- [TASK PROMPT]: Write out every line below that includes the word "folga".

- [GIVEN RECORDS]:
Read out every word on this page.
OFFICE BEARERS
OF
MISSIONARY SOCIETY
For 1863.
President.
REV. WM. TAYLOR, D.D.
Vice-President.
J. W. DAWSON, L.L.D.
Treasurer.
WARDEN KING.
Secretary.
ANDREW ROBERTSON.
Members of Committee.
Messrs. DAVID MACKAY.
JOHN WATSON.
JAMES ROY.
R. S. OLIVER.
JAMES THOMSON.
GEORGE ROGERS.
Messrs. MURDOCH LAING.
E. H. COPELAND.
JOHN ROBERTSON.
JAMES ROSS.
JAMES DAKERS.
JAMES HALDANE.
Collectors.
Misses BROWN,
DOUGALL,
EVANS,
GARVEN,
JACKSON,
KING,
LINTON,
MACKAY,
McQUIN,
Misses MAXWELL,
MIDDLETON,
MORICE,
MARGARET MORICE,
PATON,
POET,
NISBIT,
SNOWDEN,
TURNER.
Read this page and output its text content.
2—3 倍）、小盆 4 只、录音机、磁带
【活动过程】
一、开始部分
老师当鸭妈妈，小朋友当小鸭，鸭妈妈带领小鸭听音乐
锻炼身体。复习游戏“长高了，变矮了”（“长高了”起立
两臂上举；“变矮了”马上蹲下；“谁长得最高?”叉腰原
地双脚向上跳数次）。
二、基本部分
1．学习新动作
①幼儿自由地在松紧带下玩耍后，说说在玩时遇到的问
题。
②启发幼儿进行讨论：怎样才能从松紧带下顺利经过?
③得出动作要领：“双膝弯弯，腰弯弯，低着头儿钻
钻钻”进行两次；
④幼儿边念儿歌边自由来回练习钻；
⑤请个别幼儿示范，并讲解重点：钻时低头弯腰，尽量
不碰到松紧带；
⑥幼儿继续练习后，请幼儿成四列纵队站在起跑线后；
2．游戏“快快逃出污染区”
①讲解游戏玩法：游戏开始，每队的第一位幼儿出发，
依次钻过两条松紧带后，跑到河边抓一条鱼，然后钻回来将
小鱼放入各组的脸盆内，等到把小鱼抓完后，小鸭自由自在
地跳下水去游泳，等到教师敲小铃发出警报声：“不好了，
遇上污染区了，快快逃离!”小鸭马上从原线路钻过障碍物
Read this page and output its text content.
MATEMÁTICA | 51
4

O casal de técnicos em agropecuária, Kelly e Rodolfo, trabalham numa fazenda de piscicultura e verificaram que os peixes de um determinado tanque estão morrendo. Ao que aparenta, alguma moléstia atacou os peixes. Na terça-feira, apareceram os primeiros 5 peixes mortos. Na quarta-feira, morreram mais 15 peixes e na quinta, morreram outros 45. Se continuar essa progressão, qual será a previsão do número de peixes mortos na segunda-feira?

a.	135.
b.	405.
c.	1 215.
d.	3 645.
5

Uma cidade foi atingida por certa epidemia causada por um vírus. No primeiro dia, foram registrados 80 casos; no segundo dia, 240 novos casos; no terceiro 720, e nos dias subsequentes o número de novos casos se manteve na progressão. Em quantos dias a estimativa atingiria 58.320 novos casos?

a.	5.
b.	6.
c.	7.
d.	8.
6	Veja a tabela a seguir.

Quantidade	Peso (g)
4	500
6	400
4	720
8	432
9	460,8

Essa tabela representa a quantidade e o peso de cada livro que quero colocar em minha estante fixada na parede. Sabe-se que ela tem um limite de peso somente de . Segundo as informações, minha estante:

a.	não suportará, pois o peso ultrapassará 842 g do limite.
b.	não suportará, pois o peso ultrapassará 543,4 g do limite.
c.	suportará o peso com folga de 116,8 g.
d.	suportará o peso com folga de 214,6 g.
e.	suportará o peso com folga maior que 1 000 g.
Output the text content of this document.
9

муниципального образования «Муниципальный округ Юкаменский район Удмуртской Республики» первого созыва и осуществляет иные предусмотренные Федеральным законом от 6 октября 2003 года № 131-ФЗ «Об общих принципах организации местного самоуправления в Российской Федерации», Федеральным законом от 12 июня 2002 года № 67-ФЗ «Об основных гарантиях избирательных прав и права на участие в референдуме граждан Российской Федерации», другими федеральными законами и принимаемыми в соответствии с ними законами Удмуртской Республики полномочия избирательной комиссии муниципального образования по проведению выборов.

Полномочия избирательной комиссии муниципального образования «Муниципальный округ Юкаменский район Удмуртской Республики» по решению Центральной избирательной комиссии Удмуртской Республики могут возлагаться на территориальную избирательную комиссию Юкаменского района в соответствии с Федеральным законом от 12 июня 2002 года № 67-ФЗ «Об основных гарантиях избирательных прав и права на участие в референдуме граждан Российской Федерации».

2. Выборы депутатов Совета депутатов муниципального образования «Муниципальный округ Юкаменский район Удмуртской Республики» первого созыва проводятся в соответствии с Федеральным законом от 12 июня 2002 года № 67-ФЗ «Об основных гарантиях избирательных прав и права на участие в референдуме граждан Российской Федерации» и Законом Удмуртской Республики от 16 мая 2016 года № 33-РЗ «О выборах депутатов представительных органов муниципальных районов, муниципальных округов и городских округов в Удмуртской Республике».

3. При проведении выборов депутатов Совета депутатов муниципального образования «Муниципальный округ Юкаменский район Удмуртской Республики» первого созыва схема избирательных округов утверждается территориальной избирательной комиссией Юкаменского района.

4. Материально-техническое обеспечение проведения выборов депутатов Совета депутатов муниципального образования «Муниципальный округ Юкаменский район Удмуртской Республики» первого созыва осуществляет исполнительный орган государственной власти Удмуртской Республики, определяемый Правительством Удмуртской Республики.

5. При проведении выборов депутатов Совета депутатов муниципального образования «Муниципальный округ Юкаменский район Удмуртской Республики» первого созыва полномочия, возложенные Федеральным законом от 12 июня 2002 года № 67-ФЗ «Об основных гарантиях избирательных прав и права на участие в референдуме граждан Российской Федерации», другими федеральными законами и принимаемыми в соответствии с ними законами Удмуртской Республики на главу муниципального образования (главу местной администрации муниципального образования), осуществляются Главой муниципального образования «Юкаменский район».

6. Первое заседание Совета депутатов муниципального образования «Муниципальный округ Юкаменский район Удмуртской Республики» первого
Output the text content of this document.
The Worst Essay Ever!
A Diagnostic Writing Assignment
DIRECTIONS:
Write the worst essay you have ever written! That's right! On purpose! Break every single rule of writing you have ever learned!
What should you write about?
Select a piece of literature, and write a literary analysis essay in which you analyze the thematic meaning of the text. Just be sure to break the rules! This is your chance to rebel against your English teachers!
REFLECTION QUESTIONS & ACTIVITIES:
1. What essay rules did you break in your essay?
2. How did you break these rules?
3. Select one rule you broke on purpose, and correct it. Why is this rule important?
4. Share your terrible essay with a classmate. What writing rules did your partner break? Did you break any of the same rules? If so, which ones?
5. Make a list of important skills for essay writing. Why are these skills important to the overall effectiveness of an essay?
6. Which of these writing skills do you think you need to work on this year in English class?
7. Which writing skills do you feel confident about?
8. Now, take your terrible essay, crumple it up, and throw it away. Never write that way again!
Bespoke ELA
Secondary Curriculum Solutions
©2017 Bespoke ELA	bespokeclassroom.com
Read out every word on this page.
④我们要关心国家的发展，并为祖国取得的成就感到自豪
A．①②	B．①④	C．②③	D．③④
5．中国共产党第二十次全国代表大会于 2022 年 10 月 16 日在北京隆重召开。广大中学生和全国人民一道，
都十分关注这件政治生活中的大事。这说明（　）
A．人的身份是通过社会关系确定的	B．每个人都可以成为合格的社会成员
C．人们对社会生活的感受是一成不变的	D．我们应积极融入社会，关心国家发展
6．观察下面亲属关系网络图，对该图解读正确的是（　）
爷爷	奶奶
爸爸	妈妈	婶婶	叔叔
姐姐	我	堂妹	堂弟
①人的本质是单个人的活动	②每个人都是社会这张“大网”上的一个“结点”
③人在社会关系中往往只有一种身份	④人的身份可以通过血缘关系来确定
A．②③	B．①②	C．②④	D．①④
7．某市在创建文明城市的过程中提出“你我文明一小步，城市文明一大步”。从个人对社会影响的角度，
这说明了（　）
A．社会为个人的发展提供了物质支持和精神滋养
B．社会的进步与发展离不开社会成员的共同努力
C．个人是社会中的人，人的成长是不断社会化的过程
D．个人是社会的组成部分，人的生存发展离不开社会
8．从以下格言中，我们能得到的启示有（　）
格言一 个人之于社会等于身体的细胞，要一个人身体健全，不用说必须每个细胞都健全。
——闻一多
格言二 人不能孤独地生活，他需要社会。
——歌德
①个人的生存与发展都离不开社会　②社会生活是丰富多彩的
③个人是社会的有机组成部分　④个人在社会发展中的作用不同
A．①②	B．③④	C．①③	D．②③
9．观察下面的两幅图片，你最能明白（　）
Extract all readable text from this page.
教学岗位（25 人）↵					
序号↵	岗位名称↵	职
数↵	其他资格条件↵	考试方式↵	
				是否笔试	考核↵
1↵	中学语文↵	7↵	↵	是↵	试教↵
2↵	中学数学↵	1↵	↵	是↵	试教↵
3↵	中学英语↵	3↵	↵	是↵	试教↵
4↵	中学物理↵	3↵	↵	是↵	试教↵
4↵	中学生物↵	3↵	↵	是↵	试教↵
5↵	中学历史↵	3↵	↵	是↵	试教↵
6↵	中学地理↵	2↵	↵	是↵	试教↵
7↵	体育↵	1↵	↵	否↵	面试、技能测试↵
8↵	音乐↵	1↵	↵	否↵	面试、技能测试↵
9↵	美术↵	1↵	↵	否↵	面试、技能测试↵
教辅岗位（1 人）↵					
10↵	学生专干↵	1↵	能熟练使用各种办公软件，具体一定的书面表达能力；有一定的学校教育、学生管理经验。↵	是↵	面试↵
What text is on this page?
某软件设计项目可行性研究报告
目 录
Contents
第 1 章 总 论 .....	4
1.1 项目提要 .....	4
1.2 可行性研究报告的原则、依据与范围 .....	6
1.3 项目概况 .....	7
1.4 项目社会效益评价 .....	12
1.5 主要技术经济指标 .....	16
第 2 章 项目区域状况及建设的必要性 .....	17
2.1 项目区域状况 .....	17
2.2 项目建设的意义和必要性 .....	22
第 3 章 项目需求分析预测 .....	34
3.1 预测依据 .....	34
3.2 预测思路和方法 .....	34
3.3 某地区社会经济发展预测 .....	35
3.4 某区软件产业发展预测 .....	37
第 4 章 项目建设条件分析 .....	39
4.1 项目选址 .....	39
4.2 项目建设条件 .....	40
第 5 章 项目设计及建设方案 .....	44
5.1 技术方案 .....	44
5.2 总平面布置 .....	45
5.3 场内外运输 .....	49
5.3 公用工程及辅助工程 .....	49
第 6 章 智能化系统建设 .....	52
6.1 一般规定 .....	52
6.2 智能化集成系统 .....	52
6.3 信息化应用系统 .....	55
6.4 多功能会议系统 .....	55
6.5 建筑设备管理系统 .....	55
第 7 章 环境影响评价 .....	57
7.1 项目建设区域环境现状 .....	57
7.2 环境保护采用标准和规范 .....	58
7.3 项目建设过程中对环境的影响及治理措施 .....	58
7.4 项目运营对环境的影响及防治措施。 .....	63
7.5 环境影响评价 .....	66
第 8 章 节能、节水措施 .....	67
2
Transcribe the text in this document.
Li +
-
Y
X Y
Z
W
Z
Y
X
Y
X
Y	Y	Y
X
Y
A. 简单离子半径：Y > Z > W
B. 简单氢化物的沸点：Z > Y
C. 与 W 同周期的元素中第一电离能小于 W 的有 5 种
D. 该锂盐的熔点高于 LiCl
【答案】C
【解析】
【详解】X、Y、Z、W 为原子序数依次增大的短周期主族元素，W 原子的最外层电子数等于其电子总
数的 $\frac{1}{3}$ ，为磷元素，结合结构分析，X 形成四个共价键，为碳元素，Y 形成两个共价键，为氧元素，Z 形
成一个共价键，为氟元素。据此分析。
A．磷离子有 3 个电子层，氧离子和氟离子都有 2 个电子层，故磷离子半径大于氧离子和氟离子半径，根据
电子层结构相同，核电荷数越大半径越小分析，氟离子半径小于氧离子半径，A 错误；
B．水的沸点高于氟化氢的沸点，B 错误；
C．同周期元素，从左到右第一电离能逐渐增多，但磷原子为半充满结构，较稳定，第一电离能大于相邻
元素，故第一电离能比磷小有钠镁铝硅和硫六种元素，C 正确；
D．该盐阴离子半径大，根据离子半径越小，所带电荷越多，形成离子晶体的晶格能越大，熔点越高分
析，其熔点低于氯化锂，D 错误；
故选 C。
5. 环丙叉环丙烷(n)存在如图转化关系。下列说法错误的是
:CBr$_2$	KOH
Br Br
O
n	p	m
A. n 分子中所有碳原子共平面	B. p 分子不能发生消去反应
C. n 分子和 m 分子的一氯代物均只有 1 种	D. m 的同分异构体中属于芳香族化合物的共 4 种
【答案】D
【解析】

- [SOLUTION TO THE EXERCISE]:
c.	suportará o peso com folga de 116,8 g.
d.	suportará o peso com folga de 214,6 g.
e.	suportará o peso com folga maior que 1 000 g.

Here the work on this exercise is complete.